What to work on |
Scan the entries below for the word "wenn". Copy each line that has it.

Records shown |
* * * * * * * * *
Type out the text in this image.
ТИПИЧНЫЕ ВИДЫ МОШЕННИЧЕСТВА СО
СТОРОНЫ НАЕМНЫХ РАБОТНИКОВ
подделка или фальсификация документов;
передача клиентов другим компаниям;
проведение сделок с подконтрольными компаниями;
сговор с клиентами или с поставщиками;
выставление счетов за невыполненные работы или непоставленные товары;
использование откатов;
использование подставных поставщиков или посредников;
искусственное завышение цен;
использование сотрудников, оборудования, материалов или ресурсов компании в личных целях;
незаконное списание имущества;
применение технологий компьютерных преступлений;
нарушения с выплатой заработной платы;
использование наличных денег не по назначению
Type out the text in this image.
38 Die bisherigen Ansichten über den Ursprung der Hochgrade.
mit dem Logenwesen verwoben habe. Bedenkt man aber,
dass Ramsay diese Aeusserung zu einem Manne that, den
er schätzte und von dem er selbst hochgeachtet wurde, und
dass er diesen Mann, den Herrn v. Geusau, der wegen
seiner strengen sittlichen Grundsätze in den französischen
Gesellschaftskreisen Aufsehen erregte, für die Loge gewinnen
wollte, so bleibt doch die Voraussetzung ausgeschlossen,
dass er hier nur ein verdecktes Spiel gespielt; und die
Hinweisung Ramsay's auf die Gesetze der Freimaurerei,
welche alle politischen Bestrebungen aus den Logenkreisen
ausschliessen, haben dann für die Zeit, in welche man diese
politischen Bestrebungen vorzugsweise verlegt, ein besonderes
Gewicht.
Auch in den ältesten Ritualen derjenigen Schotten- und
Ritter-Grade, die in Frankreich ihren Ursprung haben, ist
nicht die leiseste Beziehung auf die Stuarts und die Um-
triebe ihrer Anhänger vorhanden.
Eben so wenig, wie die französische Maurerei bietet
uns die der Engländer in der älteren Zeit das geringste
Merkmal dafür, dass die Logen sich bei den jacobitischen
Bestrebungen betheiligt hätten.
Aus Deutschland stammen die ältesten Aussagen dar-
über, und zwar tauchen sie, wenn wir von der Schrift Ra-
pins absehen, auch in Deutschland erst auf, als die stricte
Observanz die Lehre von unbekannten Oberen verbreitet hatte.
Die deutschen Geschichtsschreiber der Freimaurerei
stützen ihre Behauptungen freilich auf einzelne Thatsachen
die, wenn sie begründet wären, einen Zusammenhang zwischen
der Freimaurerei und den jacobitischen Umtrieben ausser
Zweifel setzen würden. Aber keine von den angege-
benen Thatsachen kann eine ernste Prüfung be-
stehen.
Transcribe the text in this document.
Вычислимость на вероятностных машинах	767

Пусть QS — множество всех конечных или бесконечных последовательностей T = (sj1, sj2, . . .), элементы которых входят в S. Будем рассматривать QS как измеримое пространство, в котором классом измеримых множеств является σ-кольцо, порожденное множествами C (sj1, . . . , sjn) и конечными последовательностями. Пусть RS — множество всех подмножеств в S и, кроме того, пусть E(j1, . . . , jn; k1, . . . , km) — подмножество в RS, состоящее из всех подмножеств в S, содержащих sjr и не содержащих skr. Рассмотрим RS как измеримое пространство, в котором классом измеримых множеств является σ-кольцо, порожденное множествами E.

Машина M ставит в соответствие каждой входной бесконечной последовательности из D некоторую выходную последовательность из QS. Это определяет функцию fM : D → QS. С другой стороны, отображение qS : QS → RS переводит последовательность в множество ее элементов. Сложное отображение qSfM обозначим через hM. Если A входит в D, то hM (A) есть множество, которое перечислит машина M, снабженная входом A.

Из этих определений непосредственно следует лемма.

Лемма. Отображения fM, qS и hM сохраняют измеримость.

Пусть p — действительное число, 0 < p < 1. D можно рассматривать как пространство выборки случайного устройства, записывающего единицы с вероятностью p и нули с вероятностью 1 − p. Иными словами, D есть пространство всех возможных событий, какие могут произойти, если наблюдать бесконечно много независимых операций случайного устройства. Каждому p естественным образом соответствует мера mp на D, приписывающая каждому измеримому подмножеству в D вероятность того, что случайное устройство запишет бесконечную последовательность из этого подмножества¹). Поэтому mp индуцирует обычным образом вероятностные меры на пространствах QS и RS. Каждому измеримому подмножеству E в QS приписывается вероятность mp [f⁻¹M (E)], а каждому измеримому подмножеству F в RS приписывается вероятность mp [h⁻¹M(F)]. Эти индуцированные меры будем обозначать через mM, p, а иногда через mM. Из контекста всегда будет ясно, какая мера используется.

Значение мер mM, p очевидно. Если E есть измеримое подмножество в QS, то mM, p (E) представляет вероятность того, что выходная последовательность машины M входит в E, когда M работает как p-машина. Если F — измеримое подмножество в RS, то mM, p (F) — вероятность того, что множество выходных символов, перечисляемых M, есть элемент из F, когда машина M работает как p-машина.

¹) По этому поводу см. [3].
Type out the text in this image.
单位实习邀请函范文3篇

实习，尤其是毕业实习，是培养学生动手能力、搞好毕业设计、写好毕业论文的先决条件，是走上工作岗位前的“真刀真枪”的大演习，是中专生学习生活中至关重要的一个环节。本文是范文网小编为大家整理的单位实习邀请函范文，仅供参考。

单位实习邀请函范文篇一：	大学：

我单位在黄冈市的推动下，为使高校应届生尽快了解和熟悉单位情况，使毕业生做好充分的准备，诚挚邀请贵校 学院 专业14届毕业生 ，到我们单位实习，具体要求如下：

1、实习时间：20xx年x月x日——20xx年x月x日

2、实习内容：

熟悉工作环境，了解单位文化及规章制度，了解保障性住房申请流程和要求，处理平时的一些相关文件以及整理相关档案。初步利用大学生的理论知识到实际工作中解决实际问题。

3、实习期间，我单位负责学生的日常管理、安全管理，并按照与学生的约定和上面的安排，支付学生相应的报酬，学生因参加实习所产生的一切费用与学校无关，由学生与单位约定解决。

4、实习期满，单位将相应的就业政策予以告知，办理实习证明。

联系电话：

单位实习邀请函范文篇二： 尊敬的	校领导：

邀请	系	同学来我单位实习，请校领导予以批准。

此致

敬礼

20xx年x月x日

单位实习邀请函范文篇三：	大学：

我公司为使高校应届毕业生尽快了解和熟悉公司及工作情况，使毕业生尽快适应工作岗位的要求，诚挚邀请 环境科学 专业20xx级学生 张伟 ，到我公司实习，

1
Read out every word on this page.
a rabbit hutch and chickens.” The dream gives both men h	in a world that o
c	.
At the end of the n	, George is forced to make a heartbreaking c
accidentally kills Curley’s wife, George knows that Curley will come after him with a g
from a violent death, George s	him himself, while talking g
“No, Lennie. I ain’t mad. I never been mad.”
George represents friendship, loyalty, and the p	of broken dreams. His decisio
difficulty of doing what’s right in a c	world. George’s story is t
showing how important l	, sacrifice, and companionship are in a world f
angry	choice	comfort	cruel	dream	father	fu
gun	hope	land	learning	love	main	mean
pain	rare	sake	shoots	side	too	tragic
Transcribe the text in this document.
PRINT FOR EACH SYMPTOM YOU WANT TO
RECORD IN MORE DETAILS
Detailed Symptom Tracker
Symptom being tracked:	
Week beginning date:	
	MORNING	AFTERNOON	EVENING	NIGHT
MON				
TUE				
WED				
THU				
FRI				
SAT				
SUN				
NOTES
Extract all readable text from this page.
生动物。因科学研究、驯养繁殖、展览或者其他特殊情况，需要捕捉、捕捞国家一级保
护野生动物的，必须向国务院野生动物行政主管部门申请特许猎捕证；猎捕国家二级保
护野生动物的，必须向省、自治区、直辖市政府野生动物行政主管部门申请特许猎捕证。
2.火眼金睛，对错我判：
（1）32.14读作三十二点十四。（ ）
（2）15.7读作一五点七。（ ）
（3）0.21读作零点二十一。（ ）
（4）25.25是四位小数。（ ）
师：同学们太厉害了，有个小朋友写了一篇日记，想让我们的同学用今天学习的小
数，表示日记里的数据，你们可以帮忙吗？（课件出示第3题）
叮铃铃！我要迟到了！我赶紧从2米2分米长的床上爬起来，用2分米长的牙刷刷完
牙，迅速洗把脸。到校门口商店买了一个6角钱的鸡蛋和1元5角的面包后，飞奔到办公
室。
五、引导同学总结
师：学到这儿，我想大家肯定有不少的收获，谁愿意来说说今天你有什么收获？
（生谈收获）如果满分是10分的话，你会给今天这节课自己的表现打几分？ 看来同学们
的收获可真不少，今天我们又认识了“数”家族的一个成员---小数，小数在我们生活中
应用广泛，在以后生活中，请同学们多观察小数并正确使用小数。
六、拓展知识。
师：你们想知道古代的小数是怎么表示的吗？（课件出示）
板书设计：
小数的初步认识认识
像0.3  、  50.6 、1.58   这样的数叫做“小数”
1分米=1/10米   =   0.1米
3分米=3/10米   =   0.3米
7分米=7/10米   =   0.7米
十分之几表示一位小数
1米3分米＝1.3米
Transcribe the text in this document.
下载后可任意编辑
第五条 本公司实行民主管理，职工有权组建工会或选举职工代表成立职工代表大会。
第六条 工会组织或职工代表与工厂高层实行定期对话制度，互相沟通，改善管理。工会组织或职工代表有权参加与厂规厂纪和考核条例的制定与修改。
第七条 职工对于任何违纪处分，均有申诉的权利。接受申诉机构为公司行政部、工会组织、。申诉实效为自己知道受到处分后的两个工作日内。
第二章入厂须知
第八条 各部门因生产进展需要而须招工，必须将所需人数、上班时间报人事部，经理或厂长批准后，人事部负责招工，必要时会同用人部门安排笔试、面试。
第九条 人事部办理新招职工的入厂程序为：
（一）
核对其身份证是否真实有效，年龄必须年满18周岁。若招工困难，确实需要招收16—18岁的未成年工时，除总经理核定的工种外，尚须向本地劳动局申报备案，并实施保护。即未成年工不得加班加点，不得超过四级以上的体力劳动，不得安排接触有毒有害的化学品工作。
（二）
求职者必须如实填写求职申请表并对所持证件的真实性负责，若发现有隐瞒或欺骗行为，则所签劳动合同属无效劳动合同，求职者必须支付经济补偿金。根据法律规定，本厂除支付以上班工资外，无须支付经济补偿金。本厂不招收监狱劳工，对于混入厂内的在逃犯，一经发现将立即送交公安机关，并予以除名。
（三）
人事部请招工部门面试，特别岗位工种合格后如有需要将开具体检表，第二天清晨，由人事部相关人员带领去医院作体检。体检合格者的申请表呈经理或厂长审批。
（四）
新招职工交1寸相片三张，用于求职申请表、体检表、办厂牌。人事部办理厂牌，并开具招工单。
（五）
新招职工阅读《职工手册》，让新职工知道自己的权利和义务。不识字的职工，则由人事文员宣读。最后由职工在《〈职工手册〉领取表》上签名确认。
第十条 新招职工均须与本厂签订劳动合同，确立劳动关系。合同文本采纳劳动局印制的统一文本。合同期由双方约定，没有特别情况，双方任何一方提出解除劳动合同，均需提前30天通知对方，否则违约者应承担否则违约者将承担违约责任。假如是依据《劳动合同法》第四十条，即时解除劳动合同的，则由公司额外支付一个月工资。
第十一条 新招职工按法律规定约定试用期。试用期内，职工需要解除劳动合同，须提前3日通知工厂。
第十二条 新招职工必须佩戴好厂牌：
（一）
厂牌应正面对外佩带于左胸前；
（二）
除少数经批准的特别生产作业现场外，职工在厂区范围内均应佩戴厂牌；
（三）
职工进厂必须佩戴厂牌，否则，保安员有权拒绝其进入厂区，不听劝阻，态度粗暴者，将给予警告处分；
* * * * * * * * *
Expected answer |
über, und zwar tauchen sie, wenn wir von der Schrift Ra-
die, wenn sie begründet wären, einen Zusammenhang zwischen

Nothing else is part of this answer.